Your task ::
All of the data that follows should be retyped exactly, please, except the pictures.

[Dataset rows]

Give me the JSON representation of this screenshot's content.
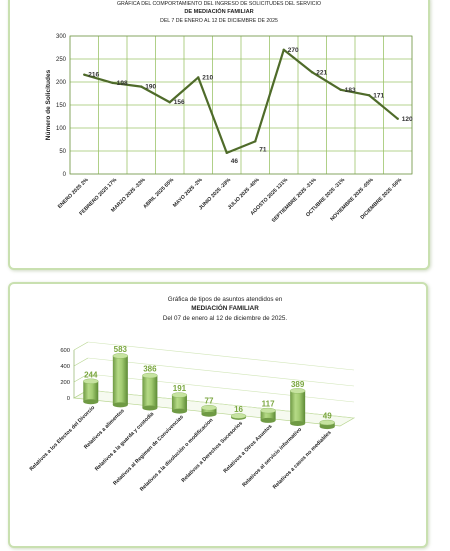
{
  "chart_data": [
    {
      "type": "line",
      "title_lines": [
        "GRÁFICA DEL COMPORTAMIENTO DEL INGRESO DE SOLICITUDES DEL SERVICIO",
        "DE MEDIACIÓN FAMILIAR",
        "DEL 7 DE ENERO AL 12 DE DICIEMBRE DE 2025"
      ],
      "ylabel": "Número de Solicitudes",
      "ylim": [
        0,
        300
      ],
      "yticks": [
        0,
        50,
        100,
        150,
        200,
        250,
        300
      ],
      "grid": true,
      "categories": [
        "ENERO 2025 2%",
        "FEBRERO 2025 17%",
        "MARZO 2025 -33%",
        "ABRIL 2025 65%",
        "MAYO 2025 -2%",
        "JUNIO 2025 -28%",
        "JULIO 2025 -40%",
        "AGOSTO 2025 131%",
        "SEPTIEMBRE 2025 -31%",
        "OCTUBRE 2025 -31%",
        "NOVIEMBRE 2025 -05%",
        "DICIEMBRE 2025 -56%"
      ],
      "values": [
        216,
        198,
        190,
        156,
        210,
        46,
        71,
        270,
        221,
        183,
        171,
        120
      ],
      "color": "#4f6b2a"
    },
    {
      "type": "bar",
      "title_lines": [
        "Gráfica de tipos de asuntos atendidos en",
        "MEDIACIÓN FAMILIAR",
        "Del 07 de enero al 12 de diciembre de 2025."
      ],
      "ylim": [
        0,
        600
      ],
      "yticks": [
        0,
        200,
        400,
        600
      ],
      "categories": [
        "Relativos a los Efectos del Divorcio",
        "Relativos a alimentos",
        "Relativos a la guarda y custodia",
        "Relativos al Regimen de Convivencias",
        "Relativos a la disolución o modificacion",
        "Relativos a Derechos Sucesorios",
        "Relativos a Otros Asuntos",
        "Relativos al servicio informativo",
        "Relativos a casos no mediables"
      ],
      "values": [
        244,
        583,
        386,
        191,
        77,
        16,
        117,
        389,
        49
      ],
      "color": "#a9cf7c"
    }
  ]
}
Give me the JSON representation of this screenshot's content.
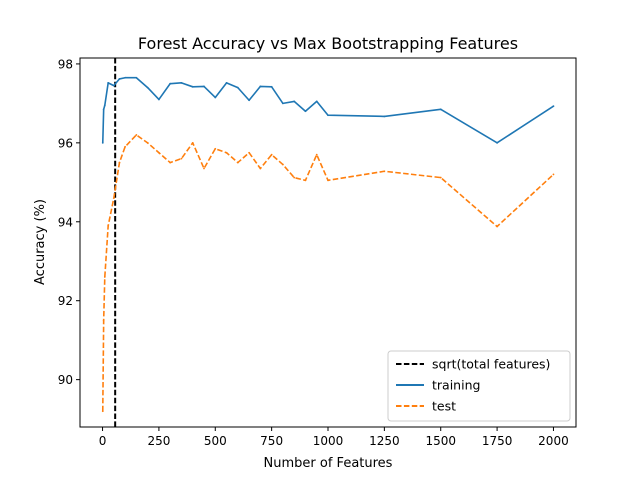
{
  "chart_data": {
    "type": "line",
    "title": "Forest Accuracy vs Max Bootstrapping Features",
    "xlabel": "Number of Features",
    "ylabel": "Accuracy (%)",
    "xlim": [
      -100,
      2100
    ],
    "ylim": [
      88.8,
      98.15
    ],
    "xticks": [
      0,
      250,
      500,
      750,
      1000,
      1250,
      1500,
      1750,
      2000
    ],
    "yticks": [
      90,
      92,
      94,
      96,
      98
    ],
    "grid": false,
    "legend_position": "lower-right",
    "vline": {
      "x": 56,
      "label": "sqrt(total features)",
      "color": "#000000",
      "style": "dashed"
    },
    "series": [
      {
        "name": "training",
        "color": "#1f77b4",
        "style": "solid",
        "x": [
          1,
          5,
          10,
          25,
          50,
          75,
          100,
          150,
          200,
          250,
          300,
          350,
          400,
          450,
          500,
          550,
          600,
          650,
          700,
          750,
          800,
          850,
          900,
          950,
          1000,
          1250,
          1500,
          1750,
          2000
        ],
        "y": [
          96.0,
          96.85,
          96.95,
          97.52,
          97.45,
          97.62,
          97.65,
          97.65,
          97.4,
          97.1,
          97.5,
          97.52,
          97.42,
          97.43,
          97.15,
          97.52,
          97.4,
          97.08,
          97.43,
          97.42,
          97.0,
          97.05,
          96.8,
          97.05,
          96.7,
          96.67,
          96.85,
          96.0,
          96.93
        ]
      },
      {
        "name": "test",
        "color": "#ff7f0e",
        "style": "dashed",
        "x": [
          1,
          5,
          10,
          25,
          50,
          75,
          100,
          150,
          200,
          250,
          300,
          350,
          400,
          450,
          500,
          550,
          600,
          650,
          700,
          750,
          800,
          850,
          900,
          950,
          1000,
          1250,
          1500,
          1750,
          2000
        ],
        "y": [
          89.2,
          91.5,
          92.6,
          93.9,
          94.6,
          95.5,
          95.9,
          96.2,
          96.0,
          95.75,
          95.5,
          95.6,
          96.0,
          95.35,
          95.85,
          95.75,
          95.5,
          95.75,
          95.35,
          95.7,
          95.45,
          95.12,
          95.05,
          95.7,
          95.05,
          95.28,
          95.12,
          93.88,
          95.2
        ]
      }
    ]
  }
}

Answer for this exercise ::
Give me the JSON representation of this screenshot's content.
{
  "chart_data": [
    {
      "type": "line",
      "title_lines": [
        "GRÁFICA DEL COMPORTAMIENTO DEL INGRESO DE SOLICITUDES DEL SERVICIO",
        "DE MEDIACIÓN FAMILIAR",
        "DEL 7 DE ENERO AL 12 DE DICIEMBRE DE 2025"
      ],
      "ylabel": "Número de Solicitudes",
      "ylim": [
        0,
        300
      ],
      "yticks": [
        0,
        50,
        100,
        150,
        200,
        250,
        300
      ],
      "grid": true,
      "categories": [
        "ENERO 2025 2%",
        "FEBRERO 2025 17%",
        "MARZO 2025 -33%",
        "ABRIL 2025 65%",
        "MAYO 2025 -2%",
        "JUNIO 2025 -28%",
        "JULIO 2025 -40%",
        "AGOSTO 2025 131%",
        "SEPTIEMBRE 2025 -31%",
        "OCTUBRE 2025 -31%",
        "NOVIEMBRE 2025 -05%",
        "DICIEMBRE 2025 -56%"
      ],
      "values": [
        216,
        198,
        190,
        156,
        210,
        46,
        71,
        270,
        221,
        183,
        171,
        120
      ],
      "color": "#4f6b2a"
    },
    {
      "type": "bar",
      "title_lines": [
        "Gráfica de tipos de asuntos atendidos en",
        "MEDIACIÓN FAMILIAR",
        "Del 07 de enero al 12 de diciembre de 2025."
      ],
      "ylim": [
        0,
        600
      ],
      "yticks": [
        0,
        200,
        400,
        600
      ],
      "categories": [
        "Relativos a los Efectos del Divorcio",
        "Relativos a alimentos",
        "Relativos a la guarda y custodia",
        "Relativos al Regimen de Convivencias",
        "Relativos a la disolución o modificacion",
        "Relativos a Derechos Sucesorios",
        "Relativos a Otros Asuntos",
        "Relativos al servicio informativo",
        "Relativos a casos no mediables"
      ],
      "values": [
        244,
        583,
        386,
        191,
        77,
        16,
        117,
        389,
        49
      ],
      "color": "#a9cf7c"
    }
  ]
}
Give me the JSON representation of this screenshot's content.
{
  "chart_data": {
    "type": "line",
    "title": "Forest Accuracy vs Max Bootstrapping Features",
    "xlabel": "Number of Features",
    "ylabel": "Accuracy (%)",
    "xlim": [
      -100,
      2100
    ],
    "ylim": [
      88.8,
      98.15
    ],
    "xticks": [
      0,
      250,
      500,
      750,
      1000,
      1250,
      1500,
      1750,
      2000
    ],
    "yticks": [
      90,
      92,
      94,
      96,
      98
    ],
    "grid": false,
    "legend_position": "lower-right",
    "vline": {
      "x": 56,
      "label": "sqrt(total features)",
      "color": "#000000",
      "style": "dashed"
    },
    "series": [
      {
        "name": "training",
        "color": "#1f77b4",
        "style": "solid",
        "x": [
          1,
          5,
          10,
          25,
          50,
          75,
          100,
          150,
          200,
          250,
          300,
          350,
          400,
          450,
          500,
          550,
          600,
          650,
          700,
          750,
          800,
          850,
          900,
          950,
          1000,
          1250,
          1500,
          1750,
          2000
        ],
        "y": [
          96.0,
          96.85,
          96.95,
          97.52,
          97.45,
          97.62,
          97.65,
          97.65,
          97.4,
          97.1,
          97.5,
          97.52,
          97.42,
          97.43,
          97.15,
          97.52,
          97.4,
          97.08,
          97.43,
          97.42,
          97.0,
          97.05,
          96.8,
          97.05,
          96.7,
          96.67,
          96.85,
          96.0,
          96.93
        ]
      },
      {
        "name": "test",
        "color": "#ff7f0e",
        "style": "dashed",
        "x": [
          1,
          5,
          10,
          25,
          50,
          75,
          100,
          150,
          200,
          250,
          300,
          350,
          400,
          450,
          500,
          550,
          600,
          650,
          700,
          750,
          800,
          850,
          900,
          950,
          1000,
          1250,
          1500,
          1750,
          2000
        ],
        "y": [
          89.2,
          91.5,
          92.6,
          93.9,
          94.6,
          95.5,
          95.9,
          96.2,
          96.0,
          95.75,
          95.5,
          95.6,
          96.0,
          95.35,
          95.85,
          95.75,
          95.5,
          95.75,
          95.35,
          95.7,
          95.45,
          95.12,
          95.05,
          95.7,
          95.05,
          95.28,
          95.12,
          93.88,
          95.2
        ]
      }
    ]
  }
}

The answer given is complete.